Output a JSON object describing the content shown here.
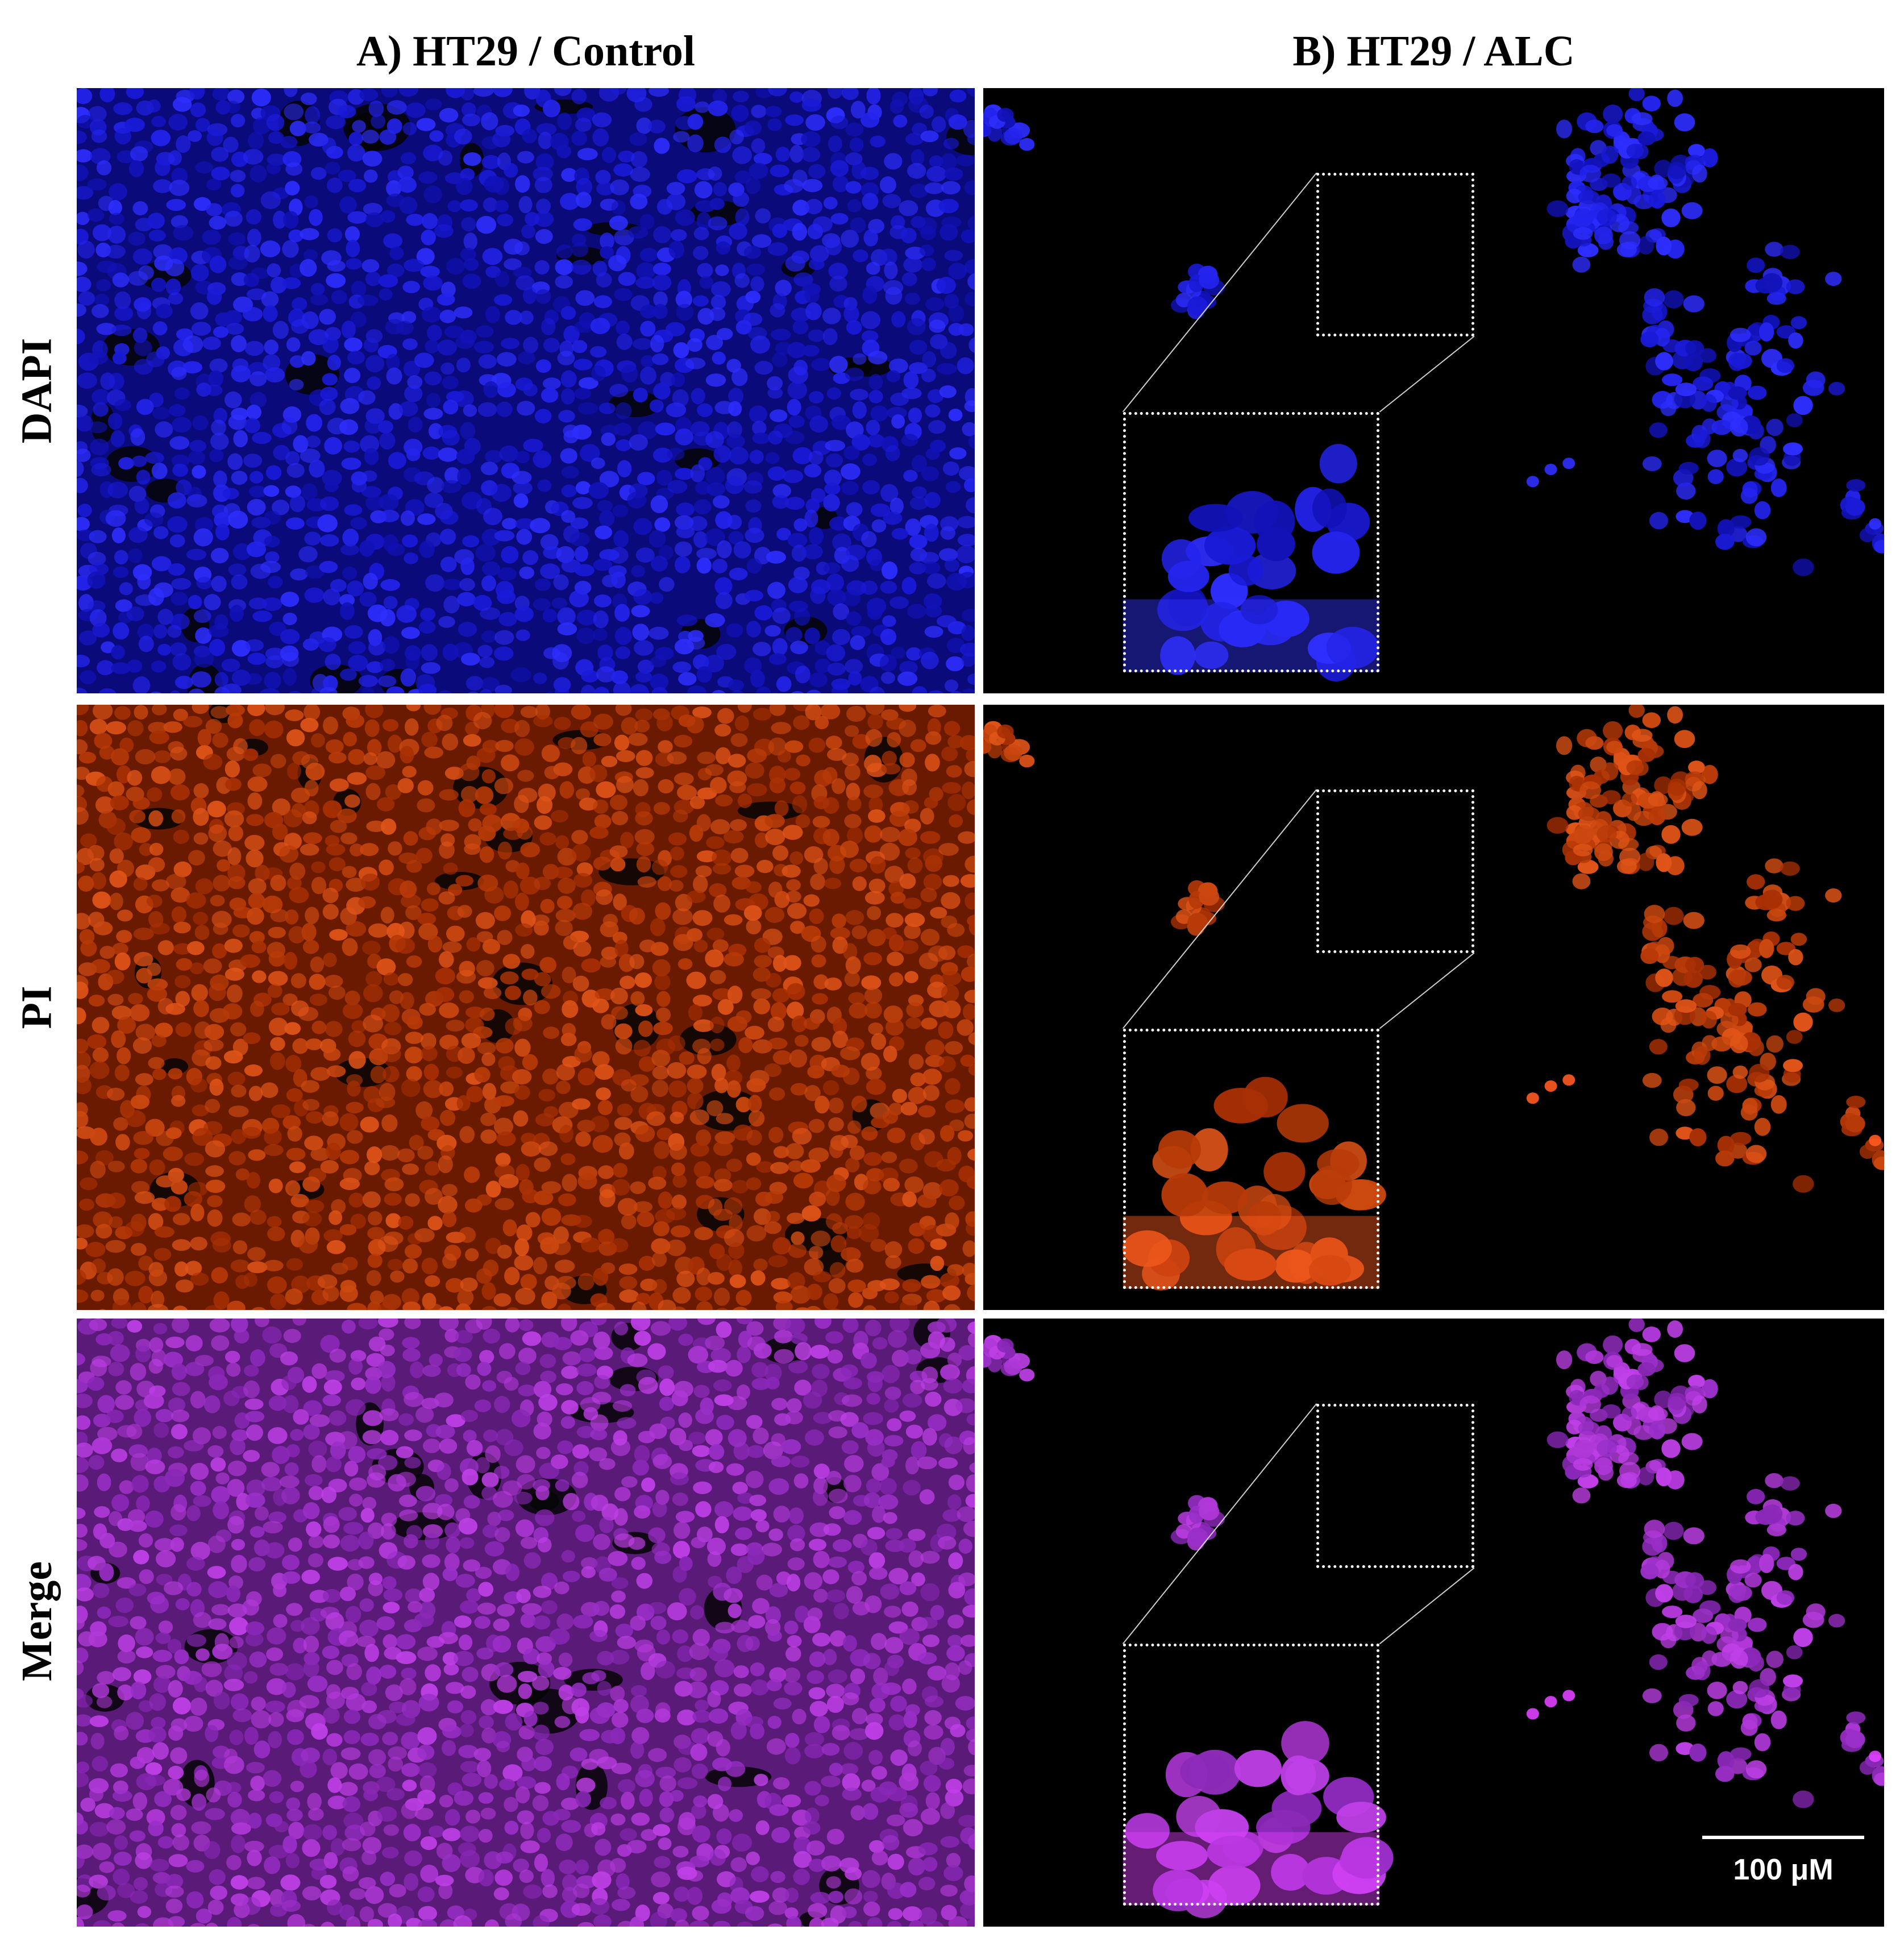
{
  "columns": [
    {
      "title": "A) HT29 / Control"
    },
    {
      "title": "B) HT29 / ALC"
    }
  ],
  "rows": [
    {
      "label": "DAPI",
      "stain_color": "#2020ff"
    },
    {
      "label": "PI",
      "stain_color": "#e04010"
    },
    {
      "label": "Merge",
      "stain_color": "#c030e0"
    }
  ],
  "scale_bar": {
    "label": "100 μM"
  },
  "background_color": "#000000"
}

================================

PROBLEM STATEMENT
Read the data above and count the lines that include "title". Answer only with the count.

CORRECT OUTPUT
2